- **REQUIRED WORK**:
Identify and copy all lines of the material where the string "color" is found.
-- DATA IN THIS EXERCISE start --
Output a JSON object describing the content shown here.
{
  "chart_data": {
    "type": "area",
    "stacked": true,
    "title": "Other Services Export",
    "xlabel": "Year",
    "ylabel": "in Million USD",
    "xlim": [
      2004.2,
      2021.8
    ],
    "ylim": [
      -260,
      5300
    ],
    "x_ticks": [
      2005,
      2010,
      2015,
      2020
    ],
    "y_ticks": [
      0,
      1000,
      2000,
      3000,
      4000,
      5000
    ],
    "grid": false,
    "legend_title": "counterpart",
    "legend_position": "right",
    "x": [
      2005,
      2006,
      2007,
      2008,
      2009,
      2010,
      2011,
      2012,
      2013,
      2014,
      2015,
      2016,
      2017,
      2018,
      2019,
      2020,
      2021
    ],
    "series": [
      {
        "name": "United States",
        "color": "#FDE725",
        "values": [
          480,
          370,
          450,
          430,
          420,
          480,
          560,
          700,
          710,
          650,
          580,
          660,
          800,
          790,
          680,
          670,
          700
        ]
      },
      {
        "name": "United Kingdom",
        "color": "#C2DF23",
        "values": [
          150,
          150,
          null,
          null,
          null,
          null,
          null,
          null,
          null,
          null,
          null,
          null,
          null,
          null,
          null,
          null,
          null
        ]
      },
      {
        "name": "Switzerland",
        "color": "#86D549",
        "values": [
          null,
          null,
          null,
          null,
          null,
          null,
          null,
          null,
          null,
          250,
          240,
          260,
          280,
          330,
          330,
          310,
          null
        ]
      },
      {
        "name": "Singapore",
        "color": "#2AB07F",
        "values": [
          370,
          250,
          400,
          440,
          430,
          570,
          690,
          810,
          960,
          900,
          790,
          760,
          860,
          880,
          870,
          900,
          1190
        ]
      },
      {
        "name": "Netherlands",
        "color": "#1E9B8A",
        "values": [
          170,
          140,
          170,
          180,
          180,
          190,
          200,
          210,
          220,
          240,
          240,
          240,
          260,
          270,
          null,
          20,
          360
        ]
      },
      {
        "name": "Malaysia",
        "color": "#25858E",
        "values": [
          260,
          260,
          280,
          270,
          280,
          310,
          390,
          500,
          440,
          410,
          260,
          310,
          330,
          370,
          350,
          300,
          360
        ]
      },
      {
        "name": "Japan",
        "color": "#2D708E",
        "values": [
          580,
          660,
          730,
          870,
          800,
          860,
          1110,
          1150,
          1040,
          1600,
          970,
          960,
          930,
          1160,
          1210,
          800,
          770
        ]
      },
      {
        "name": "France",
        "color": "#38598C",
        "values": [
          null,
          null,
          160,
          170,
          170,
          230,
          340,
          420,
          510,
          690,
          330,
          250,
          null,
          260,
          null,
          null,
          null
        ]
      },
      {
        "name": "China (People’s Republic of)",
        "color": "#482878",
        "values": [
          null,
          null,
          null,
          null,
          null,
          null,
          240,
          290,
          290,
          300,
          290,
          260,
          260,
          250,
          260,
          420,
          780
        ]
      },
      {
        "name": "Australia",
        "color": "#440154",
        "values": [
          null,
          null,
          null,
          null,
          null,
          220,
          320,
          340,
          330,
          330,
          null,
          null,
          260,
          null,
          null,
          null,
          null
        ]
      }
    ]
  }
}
-- DATA IN THIS EXERCISE end --
- **SOLUTION**:
        "color": "#FDE725",
        "color": "#C2DF23",
        "color": "#86D549",
        "color": "#2AB07F",
        "color": "#1E9B8A",
        "color": "#25858E",
        "color": "#2D708E",
        "color": "#38598C",
        "color": "#482878",
        "color": "#440154",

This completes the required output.